START
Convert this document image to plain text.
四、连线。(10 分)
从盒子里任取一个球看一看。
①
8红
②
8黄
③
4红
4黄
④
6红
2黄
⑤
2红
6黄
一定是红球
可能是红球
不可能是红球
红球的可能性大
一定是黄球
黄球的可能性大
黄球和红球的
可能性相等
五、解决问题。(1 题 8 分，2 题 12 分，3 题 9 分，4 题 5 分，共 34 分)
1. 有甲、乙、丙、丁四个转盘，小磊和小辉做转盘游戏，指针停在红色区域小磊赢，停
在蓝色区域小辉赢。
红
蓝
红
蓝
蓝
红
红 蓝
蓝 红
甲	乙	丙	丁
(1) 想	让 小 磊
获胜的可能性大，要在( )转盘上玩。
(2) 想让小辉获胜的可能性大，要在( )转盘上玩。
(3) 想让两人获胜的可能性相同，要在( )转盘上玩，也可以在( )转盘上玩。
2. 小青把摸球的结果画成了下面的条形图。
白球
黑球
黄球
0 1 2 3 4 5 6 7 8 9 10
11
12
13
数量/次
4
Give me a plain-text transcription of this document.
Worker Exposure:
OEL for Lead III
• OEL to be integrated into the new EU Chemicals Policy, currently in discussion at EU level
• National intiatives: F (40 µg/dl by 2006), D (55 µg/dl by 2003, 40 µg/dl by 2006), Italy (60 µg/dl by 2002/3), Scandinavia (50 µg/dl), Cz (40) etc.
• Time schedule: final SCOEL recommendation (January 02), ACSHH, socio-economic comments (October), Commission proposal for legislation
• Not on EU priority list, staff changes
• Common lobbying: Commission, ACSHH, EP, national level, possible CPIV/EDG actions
END
### [AIM OF THE TASK]
Each entry must be reproduced verbatim.

### [TASK ANSWER]
Convert this document image to plain text.
四、连线。(10 分)
从盒子里任取一个球看一看。
①
8红
②
8黄
③
4红
4黄
④
6红
2黄
⑤
2红
6黄
一定是红球
可能是红球
不可能是红球
红球的可能性大
一定是黄球
黄球的可能性大
黄球和红球的
可能性相等
五、解决问题。(1 题 8 分，2 题 12 分，3 题 9 分，4 题 5 分，共 34 分)
1. 有甲、乙、丙、丁四个转盘，小磊和小辉做转盘游戏，指针停在红色区域小磊赢，停
在蓝色区域小辉赢。
红
蓝
红
蓝
蓝
红
红 蓝
蓝 红
甲	乙	丙	丁
(1) 想	让 小 磊
获胜的可能性大，要在( )转盘上玩。
(2) 想让小辉获胜的可能性大，要在( )转盘上玩。
(3) 想让两人获胜的可能性相同，要在( )转盘上玩，也可以在( )转盘上玩。
2. 小青把摸球的结果画成了下面的条形图。
白球
黑球
黄球
0 1 2 3 4 5 6 7 8 9 10
11
12
13
数量/次
4
Give me a plain-text transcription of this document.
Worker Exposure:
OEL for Lead III
• OEL to be integrated into the new EU Chemicals Policy, currently in discussion at EU level
• National intiatives: F (40 µg/dl by 2006), D (55 µg/dl by 2003, 40 µg/dl by 2006), Italy (60 µg/dl by 2002/3), Scandinavia (50 µg/dl), Cz (40) etc.
• Time schedule: final SCOEL recommendation (January 02), ACSHH, socio-economic comments (October), Commission proposal for legislation
• Not on EU priority list, staff changes
• Common lobbying: Commission, ACSHH, EP, national level, possible CPIV/EDG actions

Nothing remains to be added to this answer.